When not to include:

  • The interference is constant across all samples (it’s already in the reference)
  • You don’t have a pure reference spectrum
  • The interference is part of what you want to measure

Advantages and limitations

Advantages

Handles complex scatter — Polynomial baselines capture non-linear effects

Removes known interferences — Explicitly models unwanted spectral contributions

More flexible than MSC — Can adapt to more challenging datasets

Still interpretable — Each term has clear physical meaning

Improves model performance — Especially when baseline drift dominates

Limitations

More parameters = more risk — Can overfit if polynomial order is too high

Requires all spectra together — Can’t apply to single spectra (same as MSC)

Reference spectrum still matters — Poor reference gives poor correction

Polynomial edges can be unstable — Correction may distort spectral extremes

Slower than MSC — More complex regression, especially with interferences

Need pure interference spectra — May not be available for complex mixtures

Practical tips

Choosing polynomial order:

  • Default: Start with order 2
  • Check residuals: If baseline remains after correction, increase order
  • Don’t go above 3-4 unless you have a very good reason
  • Cross-validate to avoid overfitting

Using interference spectra:

  • Ensure interference spectra have same wavelength range as your data
  • Normalize interference spectra to similar intensity scale
  • Don’t include too many interferences (risk overfitting)

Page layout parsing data
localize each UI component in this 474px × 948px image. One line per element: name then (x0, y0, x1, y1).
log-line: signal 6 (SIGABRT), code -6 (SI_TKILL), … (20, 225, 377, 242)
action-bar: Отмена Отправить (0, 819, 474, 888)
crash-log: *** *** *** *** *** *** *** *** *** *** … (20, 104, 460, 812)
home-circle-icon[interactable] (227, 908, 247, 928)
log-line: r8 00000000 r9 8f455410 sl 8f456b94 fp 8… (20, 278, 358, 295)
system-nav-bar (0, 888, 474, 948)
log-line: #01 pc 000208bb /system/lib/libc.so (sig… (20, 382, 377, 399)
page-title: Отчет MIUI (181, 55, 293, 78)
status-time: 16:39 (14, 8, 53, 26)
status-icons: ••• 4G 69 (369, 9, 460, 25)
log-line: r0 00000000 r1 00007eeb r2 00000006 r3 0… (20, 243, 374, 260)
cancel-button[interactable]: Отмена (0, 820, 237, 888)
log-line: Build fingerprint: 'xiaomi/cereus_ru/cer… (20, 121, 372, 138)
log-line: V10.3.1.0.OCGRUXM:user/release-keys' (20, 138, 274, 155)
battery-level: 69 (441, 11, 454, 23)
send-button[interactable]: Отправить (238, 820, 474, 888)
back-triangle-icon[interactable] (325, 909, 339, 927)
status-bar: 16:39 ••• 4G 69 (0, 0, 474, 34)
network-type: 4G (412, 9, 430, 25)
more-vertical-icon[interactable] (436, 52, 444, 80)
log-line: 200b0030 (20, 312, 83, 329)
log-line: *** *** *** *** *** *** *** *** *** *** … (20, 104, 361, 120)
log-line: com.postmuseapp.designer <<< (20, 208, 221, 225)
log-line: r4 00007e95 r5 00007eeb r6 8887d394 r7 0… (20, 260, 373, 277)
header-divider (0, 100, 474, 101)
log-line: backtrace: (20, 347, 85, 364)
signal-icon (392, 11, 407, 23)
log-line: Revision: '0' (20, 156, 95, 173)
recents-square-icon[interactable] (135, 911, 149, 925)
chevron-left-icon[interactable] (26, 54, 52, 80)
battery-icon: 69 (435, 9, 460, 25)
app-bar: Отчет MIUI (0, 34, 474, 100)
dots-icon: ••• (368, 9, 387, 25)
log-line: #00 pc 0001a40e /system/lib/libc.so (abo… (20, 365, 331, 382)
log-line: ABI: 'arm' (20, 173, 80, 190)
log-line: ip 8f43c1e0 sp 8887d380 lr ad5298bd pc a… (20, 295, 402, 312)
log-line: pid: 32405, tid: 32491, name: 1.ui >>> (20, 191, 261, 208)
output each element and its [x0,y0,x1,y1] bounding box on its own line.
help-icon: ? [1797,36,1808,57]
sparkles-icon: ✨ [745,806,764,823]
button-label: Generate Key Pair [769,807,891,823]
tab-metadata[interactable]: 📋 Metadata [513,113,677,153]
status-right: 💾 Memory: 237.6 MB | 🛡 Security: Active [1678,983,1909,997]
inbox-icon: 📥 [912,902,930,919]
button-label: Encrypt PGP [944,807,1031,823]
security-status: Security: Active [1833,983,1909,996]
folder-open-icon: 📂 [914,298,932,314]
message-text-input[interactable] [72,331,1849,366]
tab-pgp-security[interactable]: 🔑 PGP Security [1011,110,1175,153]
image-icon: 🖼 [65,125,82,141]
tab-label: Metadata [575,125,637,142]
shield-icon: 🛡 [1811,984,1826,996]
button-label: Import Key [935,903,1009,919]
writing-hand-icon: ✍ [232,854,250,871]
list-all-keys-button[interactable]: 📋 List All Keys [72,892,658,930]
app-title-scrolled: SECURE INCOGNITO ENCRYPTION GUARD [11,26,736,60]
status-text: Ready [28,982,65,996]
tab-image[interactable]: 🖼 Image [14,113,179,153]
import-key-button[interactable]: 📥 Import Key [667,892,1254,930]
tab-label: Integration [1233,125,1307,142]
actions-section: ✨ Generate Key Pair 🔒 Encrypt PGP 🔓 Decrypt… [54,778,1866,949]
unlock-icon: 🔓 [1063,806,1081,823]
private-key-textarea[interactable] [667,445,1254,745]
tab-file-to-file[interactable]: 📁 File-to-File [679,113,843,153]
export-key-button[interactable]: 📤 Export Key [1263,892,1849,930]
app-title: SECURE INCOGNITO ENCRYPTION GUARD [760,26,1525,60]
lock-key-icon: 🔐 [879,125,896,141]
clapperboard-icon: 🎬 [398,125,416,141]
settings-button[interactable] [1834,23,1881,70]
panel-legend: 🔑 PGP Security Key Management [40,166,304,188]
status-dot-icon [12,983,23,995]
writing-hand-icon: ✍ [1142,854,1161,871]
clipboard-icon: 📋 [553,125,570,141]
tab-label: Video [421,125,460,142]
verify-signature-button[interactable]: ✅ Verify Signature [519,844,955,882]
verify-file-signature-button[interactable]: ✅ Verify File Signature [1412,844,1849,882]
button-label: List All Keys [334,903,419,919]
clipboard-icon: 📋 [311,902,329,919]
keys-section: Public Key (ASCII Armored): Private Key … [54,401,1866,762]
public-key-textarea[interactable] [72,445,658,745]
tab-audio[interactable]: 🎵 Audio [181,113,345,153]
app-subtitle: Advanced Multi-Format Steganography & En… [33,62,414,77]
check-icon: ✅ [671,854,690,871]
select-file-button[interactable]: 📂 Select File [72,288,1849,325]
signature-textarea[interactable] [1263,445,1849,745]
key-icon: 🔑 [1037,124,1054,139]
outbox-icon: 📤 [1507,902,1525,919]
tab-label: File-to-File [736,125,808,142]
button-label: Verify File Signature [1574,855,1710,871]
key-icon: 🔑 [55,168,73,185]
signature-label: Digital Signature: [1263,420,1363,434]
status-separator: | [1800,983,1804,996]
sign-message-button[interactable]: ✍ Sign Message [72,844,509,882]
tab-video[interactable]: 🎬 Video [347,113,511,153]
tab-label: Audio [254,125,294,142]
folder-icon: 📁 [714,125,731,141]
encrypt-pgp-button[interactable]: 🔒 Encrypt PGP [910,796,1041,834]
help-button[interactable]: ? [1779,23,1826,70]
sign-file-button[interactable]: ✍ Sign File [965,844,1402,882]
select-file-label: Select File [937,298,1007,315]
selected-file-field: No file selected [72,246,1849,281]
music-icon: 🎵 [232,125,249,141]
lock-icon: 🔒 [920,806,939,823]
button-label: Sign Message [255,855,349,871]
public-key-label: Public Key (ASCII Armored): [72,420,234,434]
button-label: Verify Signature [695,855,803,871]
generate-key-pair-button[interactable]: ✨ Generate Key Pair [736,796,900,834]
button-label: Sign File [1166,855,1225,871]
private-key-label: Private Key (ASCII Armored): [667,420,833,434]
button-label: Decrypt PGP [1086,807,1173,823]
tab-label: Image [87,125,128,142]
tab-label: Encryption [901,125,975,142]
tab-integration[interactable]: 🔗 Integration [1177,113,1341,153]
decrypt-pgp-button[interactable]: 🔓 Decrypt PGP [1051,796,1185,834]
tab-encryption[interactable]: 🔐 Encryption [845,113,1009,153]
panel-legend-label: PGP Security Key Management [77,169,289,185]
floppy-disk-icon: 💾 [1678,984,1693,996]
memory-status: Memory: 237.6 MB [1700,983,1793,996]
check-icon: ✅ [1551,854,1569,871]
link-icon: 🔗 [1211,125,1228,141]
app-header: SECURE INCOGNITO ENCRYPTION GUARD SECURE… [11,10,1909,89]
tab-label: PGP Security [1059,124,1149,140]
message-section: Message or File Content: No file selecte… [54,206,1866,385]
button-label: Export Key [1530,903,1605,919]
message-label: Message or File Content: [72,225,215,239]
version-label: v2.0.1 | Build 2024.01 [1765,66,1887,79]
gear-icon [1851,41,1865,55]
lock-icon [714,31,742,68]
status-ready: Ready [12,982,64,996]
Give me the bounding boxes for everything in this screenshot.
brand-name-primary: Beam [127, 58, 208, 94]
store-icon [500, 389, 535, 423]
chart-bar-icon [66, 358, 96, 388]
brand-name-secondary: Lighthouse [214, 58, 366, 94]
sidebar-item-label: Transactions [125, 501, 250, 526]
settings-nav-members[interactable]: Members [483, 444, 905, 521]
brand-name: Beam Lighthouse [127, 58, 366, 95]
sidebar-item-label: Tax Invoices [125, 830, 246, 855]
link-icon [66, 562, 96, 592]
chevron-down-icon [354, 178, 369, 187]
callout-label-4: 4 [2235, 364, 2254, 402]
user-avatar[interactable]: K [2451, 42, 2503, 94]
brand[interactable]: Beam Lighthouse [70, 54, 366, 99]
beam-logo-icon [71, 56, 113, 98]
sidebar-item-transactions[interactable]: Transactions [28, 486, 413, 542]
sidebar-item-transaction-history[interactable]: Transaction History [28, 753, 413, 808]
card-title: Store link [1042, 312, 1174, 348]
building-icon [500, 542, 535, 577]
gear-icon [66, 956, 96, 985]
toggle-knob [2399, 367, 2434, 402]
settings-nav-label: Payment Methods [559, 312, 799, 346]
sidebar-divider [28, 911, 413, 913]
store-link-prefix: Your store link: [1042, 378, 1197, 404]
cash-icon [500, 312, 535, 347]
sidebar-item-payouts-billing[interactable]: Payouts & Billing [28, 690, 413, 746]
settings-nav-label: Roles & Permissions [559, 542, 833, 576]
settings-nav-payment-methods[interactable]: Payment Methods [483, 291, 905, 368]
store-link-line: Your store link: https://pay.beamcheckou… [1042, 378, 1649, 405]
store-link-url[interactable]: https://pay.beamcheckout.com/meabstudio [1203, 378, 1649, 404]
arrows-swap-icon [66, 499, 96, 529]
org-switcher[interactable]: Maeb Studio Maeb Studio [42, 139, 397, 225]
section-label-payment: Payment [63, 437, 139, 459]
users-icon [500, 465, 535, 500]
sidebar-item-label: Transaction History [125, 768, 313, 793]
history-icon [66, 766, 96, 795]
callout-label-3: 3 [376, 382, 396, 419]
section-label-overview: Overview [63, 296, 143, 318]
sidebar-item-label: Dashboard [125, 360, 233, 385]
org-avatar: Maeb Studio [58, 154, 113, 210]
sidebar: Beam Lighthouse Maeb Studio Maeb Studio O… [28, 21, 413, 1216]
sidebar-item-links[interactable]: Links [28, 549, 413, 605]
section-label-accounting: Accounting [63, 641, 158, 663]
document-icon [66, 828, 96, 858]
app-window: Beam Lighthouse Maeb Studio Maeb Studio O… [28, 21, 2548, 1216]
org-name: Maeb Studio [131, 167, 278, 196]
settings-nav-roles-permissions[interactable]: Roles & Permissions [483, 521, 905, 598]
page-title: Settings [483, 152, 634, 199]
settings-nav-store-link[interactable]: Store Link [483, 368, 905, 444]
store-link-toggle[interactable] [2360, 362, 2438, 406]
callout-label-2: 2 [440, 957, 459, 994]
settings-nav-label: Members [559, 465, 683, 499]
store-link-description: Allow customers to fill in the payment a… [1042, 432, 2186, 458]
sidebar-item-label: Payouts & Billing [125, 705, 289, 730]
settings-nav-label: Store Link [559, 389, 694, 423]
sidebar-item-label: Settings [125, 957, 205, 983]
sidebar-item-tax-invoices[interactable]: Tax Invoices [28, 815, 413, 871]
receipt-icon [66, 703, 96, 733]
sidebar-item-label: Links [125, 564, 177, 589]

Problems and tasks —
**1.** Summarize the passage on spectral correction in two sentences.
**2.** From the passage on spectral correction, repeat the portion from "More flexible than" up to and including "(same as MSC)".

Answers to the tasks —
**1.** The method handles complex scatter with polynomial baselines, removes known interferences, is more flexible than MSC, and stays interpretable, but it can overfit at high polynomial order, requires all spectra together, is slower than MSC, and depends on good reference and pure interference spectra. A polynomial order of 2 is the recommended starting point, rarely going above 3-4 and cross-validating, and interference spectra should match the data's wavelength range, be normalized to a similar intensity scale, and be limited in number.

**2.**
More flexible than MSC — Can adapt to more challenging datasets

Still interpretable — Each term has clear physical meaning

Improves model performance — Especially when baseline drift dominates

Limitations

More parameters = more risk — Can overfit if polynomial order is too high

Requires all spectra together — Can’t apply to single spectra (same as MSC)